> _What needs to be done_:
Quote all entries in full, exactly.

──────

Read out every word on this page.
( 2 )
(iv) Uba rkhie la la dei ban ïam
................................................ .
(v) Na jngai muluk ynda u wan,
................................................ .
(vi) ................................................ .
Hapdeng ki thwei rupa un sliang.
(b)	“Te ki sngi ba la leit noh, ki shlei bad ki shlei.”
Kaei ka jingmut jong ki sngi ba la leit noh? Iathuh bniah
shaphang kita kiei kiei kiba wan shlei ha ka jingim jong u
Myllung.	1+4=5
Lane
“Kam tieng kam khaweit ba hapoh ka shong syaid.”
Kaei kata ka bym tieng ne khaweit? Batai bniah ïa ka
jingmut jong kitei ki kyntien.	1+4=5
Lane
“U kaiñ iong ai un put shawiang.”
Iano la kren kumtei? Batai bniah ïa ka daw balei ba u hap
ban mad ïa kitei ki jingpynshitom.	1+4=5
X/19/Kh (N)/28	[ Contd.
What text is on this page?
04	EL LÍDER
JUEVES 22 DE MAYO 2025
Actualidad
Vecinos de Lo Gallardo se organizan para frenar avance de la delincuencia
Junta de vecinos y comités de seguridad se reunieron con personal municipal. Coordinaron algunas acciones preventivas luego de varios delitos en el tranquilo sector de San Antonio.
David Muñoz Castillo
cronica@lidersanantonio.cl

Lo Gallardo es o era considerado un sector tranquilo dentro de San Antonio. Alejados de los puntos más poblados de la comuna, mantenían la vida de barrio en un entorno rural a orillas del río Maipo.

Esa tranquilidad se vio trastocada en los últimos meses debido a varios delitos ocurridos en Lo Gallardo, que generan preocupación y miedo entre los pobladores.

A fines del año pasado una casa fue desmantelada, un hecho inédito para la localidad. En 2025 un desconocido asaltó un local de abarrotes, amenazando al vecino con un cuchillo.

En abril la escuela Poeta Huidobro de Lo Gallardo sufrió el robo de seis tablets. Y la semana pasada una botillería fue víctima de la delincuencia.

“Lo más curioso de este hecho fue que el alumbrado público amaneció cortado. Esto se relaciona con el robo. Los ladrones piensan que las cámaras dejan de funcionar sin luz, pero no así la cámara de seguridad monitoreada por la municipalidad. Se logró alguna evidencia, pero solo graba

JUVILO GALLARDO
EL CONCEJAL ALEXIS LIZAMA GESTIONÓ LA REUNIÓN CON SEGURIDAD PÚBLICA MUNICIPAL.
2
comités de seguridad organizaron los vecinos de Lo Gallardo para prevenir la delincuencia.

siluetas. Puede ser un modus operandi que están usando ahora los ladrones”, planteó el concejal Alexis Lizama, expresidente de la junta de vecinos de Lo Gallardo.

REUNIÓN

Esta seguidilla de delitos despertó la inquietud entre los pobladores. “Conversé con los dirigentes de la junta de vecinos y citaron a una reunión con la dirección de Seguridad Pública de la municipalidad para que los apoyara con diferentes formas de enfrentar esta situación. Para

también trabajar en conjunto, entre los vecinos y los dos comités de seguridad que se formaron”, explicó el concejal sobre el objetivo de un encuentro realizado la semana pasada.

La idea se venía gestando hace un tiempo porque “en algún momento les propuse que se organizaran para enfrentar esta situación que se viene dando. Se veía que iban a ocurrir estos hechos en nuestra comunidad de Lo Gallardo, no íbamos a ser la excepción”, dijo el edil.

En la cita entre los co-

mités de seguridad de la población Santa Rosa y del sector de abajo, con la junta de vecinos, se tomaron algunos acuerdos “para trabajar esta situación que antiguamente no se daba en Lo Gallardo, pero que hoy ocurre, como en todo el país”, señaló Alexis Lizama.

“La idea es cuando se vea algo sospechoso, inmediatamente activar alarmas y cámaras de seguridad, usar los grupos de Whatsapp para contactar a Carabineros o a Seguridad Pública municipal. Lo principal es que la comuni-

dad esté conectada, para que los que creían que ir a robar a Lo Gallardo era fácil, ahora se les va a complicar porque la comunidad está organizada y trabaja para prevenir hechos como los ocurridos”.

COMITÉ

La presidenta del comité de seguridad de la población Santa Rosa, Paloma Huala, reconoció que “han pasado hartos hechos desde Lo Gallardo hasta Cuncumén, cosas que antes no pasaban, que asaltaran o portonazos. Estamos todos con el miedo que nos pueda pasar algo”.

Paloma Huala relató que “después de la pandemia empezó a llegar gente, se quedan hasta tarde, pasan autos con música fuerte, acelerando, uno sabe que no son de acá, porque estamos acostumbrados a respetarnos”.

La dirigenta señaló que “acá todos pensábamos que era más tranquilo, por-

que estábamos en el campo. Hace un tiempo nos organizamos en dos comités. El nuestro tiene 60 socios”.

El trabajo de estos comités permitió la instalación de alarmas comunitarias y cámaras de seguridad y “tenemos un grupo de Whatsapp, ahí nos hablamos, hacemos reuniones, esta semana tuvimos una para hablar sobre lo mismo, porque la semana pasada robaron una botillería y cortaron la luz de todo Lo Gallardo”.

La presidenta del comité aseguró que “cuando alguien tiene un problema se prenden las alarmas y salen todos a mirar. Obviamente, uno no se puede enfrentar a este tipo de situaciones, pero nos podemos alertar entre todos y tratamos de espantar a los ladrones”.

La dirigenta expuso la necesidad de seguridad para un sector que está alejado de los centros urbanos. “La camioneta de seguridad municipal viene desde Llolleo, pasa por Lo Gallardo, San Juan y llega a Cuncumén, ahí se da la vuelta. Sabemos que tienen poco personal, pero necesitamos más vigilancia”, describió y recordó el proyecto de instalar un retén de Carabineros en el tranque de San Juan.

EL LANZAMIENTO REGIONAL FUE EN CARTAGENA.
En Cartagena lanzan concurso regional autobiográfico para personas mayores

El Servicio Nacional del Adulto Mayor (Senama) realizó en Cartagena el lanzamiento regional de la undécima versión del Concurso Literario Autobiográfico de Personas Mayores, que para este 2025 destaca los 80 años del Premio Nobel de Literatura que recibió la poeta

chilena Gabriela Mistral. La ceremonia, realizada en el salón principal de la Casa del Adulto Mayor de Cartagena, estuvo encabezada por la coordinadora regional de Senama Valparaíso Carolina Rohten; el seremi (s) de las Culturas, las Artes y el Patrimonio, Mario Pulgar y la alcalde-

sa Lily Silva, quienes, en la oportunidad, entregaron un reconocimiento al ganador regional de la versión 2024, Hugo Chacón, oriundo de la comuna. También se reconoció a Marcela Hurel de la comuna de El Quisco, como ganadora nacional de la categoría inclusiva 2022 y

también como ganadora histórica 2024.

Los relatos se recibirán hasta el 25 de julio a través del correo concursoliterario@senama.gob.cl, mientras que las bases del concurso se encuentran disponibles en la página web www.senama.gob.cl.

──────

> _Task response_:
Read out every word on this page.
( 2 )
(iv) Uba rkhie la la dei ban ïam
................................................ .
(v) Na jngai muluk ynda u wan,
................................................ .
(vi) ................................................ .
Hapdeng ki thwei rupa un sliang.
(b)	“Te ki sngi ba la leit noh, ki shlei bad ki shlei.”
Kaei ka jingmut jong ki sngi ba la leit noh? Iathuh bniah
shaphang kita kiei kiei kiba wan shlei ha ka jingim jong u
Myllung.	1+4=5
Lane
“Kam tieng kam khaweit ba hapoh ka shong syaid.”
Kaei kata ka bym tieng ne khaweit? Batai bniah ïa ka
jingmut jong kitei ki kyntien.	1+4=5
Lane
“U kaiñ iong ai un put shawiang.”
Iano la kren kumtei? Batai bniah ïa ka daw balei ba u hap
ban mad ïa kitei ki jingpynshitom.	1+4=5
X/19/Kh (N)/28	[ Contd.
What text is on this page?
04	EL LÍDER
JUEVES 22 DE MAYO 2025
Actualidad
Vecinos de Lo Gallardo se organizan para frenar avance de la delincuencia
Junta de vecinos y comités de seguridad se reunieron con personal municipal. Coordinaron algunas acciones preventivas luego de varios delitos en el tranquilo sector de San Antonio.
David Muñoz Castillo
cronica@lidersanantonio.cl

Lo Gallardo es o era considerado un sector tranquilo dentro de San Antonio. Alejados de los puntos más poblados de la comuna, mantenían la vida de barrio en un entorno rural a orillas del río Maipo.

Esa tranquilidad se vio trastocada en los últimos meses debido a varios delitos ocurridos en Lo Gallardo, que generan preocupación y miedo entre los pobladores.

A fines del año pasado una casa fue desmantelada, un hecho inédito para la localidad. En 2025 un desconocido asaltó un local de abarrotes, amenazando al vecino con un cuchillo.

En abril la escuela Poeta Huidobro de Lo Gallardo sufrió el robo de seis tablets. Y la semana pasada una botillería fue víctima de la delincuencia.

“Lo más curioso de este hecho fue que el alumbrado público amaneció cortado. Esto se relaciona con el robo. Los ladrones piensan que las cámaras dejan de funcionar sin luz, pero no así la cámara de seguridad monitoreada por la municipalidad. Se logró alguna evidencia, pero solo graba

JUVILO GALLARDO
EL CONCEJAL ALEXIS LIZAMA GESTIONÓ LA REUNIÓN CON SEGURIDAD PÚBLICA MUNICIPAL.
2
comités de seguridad organizaron los vecinos de Lo Gallardo para prevenir la delincuencia.

siluetas. Puede ser un modus operandi que están usando ahora los ladrones”, planteó el concejal Alexis Lizama, expresidente de la junta de vecinos de Lo Gallardo.

REUNIÓN

Esta seguidilla de delitos despertó la inquietud entre los pobladores. “Conversé con los dirigentes de la junta de vecinos y citaron a una reunión con la dirección de Seguridad Pública de la municipalidad para que los apoyara con diferentes formas de enfrentar esta situación. Para

también trabajar en conjunto, entre los vecinos y los dos comités de seguridad que se formaron”, explicó el concejal sobre el objetivo de un encuentro realizado la semana pasada.

La idea se venía gestando hace un tiempo porque “en algún momento les propuse que se organizaran para enfrentar esta situación que se viene dando. Se veía que iban a ocurrir estos hechos en nuestra comunidad de Lo Gallardo, no íbamos a ser la excepción”, dijo el edil.

En la cita entre los co-

mités de seguridad de la población Santa Rosa y del sector de abajo, con la junta de vecinos, se tomaron algunos acuerdos “para trabajar esta situación que antiguamente no se daba en Lo Gallardo, pero que hoy ocurre, como en todo el país”, señaló Alexis Lizama.

“La idea es cuando se vea algo sospechoso, inmediatamente activar alarmas y cámaras de seguridad, usar los grupos de Whatsapp para contactar a Carabineros o a Seguridad Pública municipal. Lo principal es que la comuni-

dad esté conectada, para que los que creían que ir a robar a Lo Gallardo era fácil, ahora se les va a complicar porque la comunidad está organizada y trabaja para prevenir hechos como los ocurridos”.

COMITÉ

La presidenta del comité de seguridad de la población Santa Rosa, Paloma Huala, reconoció que “han pasado hartos hechos desde Lo Gallardo hasta Cuncumén, cosas que antes no pasaban, que asaltaran o portonazos. Estamos todos con el miedo que nos pueda pasar algo”.

Paloma Huala relató que “después de la pandemia empezó a llegar gente, se quedan hasta tarde, pasan autos con música fuerte, acelerando, uno sabe que no son de acá, porque estamos acostumbrados a respetarnos”.

La dirigenta señaló que “acá todos pensábamos que era más tranquilo, por-

que estábamos en el campo. Hace un tiempo nos organizamos en dos comités. El nuestro tiene 60 socios”.

El trabajo de estos comités permitió la instalación de alarmas comunitarias y cámaras de seguridad y “tenemos un grupo de Whatsapp, ahí nos hablamos, hacemos reuniones, esta semana tuvimos una para hablar sobre lo mismo, porque la semana pasada robaron una botillería y cortaron la luz de todo Lo Gallardo”.

La presidenta del comité aseguró que “cuando alguien tiene un problema se prenden las alarmas y salen todos a mirar. Obviamente, uno no se puede enfrentar a este tipo de situaciones, pero nos podemos alertar entre todos y tratamos de espantar a los ladrones”.

La dirigenta expuso la necesidad de seguridad para un sector que está alejado de los centros urbanos. “La camioneta de seguridad municipal viene desde Llolleo, pasa por Lo Gallardo, San Juan y llega a Cuncumén, ahí se da la vuelta. Sabemos que tienen poco personal, pero necesitamos más vigilancia”, describió y recordó el proyecto de instalar un retén de Carabineros en el tranque de San Juan.

EL LANZAMIENTO REGIONAL FUE EN CARTAGENA.
En Cartagena lanzan concurso regional autobiográfico para personas mayores

El Servicio Nacional del Adulto Mayor (Senama) realizó en Cartagena el lanzamiento regional de la undécima versión del Concurso Literario Autobiográfico de Personas Mayores, que para este 2025 destaca los 80 años del Premio Nobel de Literatura que recibió la poeta

chilena Gabriela Mistral. La ceremonia, realizada en el salón principal de la Casa del Adulto Mayor de Cartagena, estuvo encabezada por la coordinadora regional de Senama Valparaíso Carolina Rohten; el seremi (s) de las Culturas, las Artes y el Patrimonio, Mario Pulgar y la alcalde-

sa Lily Silva, quienes, en la oportunidad, entregaron un reconocimiento al ganador regional de la versión 2024, Hugo Chacón, oriundo de la comuna. También se reconoció a Marcela Hurel de la comuna de El Quisco, como ganadora nacional de la categoría inclusiva 2022 y

también como ganadora histórica 2024.

Los relatos se recibirán hasta el 25 de julio a través del correo concursoliterario@senama.gob.cl, mientras que las bases del concurso se encuentran disponibles en la página web www.senama.gob.cl.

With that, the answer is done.